Given request: In the material below, the lines containing the word "label" are required; copy each of them.

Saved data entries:
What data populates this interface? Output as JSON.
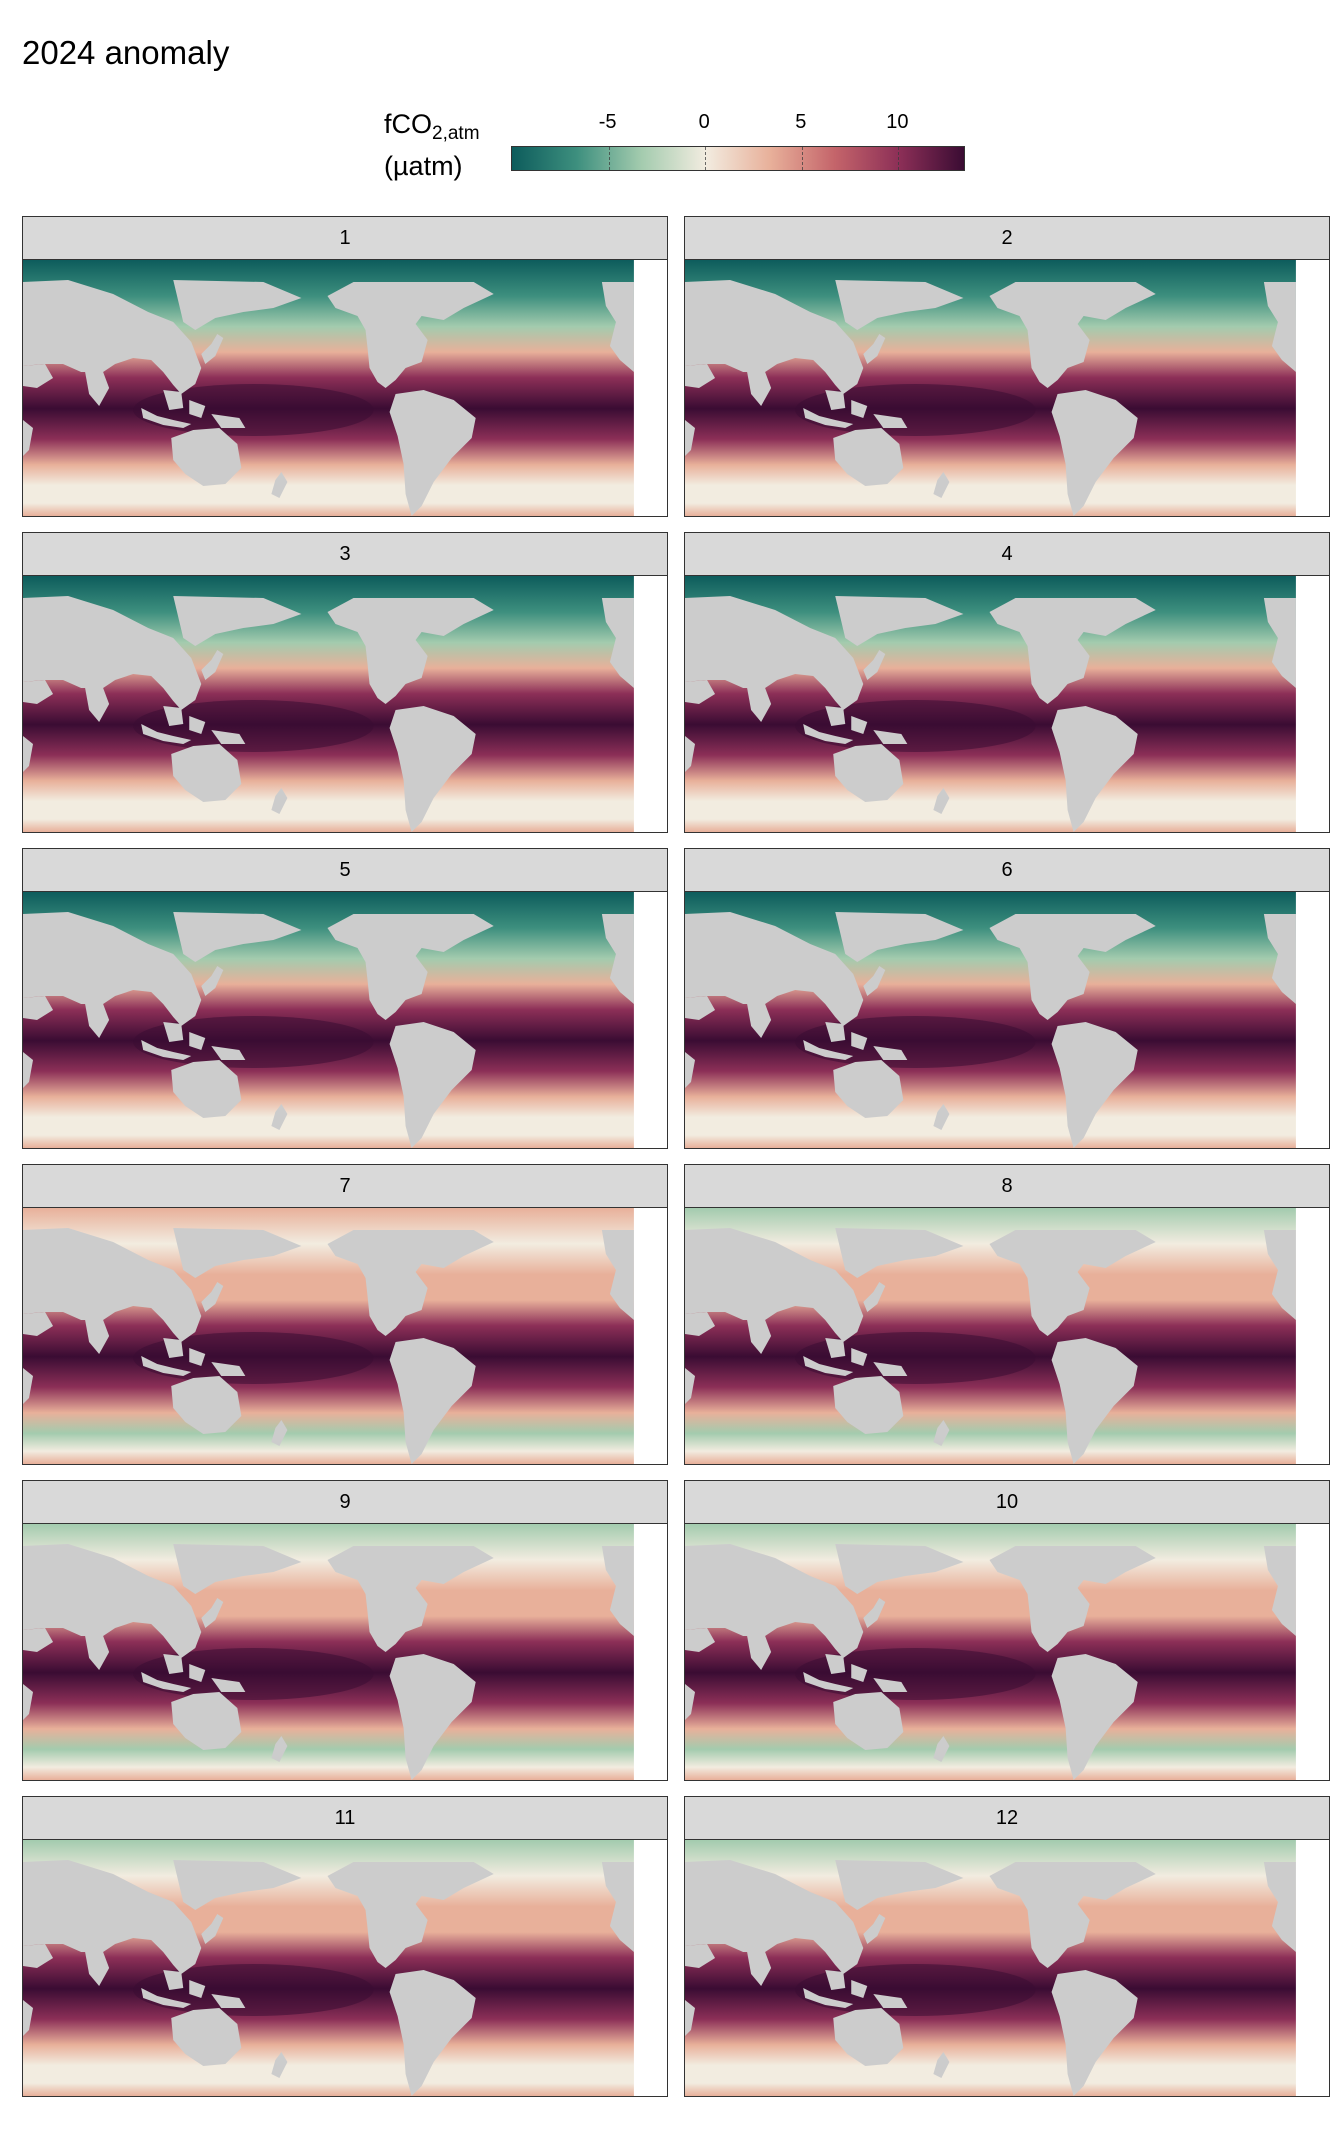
{
  "title": "2024 anomaly",
  "legend": {
    "title_main": "fCO",
    "title_sub": "2,atm",
    "title_unit": "(µatm)",
    "min": -10,
    "max": 13.5,
    "ticks": [
      -5,
      0,
      5,
      10
    ],
    "colors": [
      "#0d5c5c",
      "#3d8f7e",
      "#a3cbae",
      "#f2ece0",
      "#e8b09a",
      "#c4646a",
      "#8c2f57",
      "#3a0c33"
    ]
  },
  "land_color": "#cccccc",
  "panels": [
    {
      "label": "1"
    },
    {
      "label": "2"
    },
    {
      "label": "3"
    },
    {
      "label": "4"
    },
    {
      "label": "5"
    },
    {
      "label": "6"
    },
    {
      "label": "7"
    },
    {
      "label": "8"
    },
    {
      "label": "9"
    },
    {
      "label": "10"
    },
    {
      "label": "11"
    },
    {
      "label": "12"
    }
  ]
}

Result of the exercise:
      "label": "1"
      "label": "2"
      "label": "3"
      "label": "4"
      "label": "5"
      "label": "6"
      "label": "7"
      "label": "8"
      "label": "9"
      "label": "10"
      "label": "11"
      "label": "12"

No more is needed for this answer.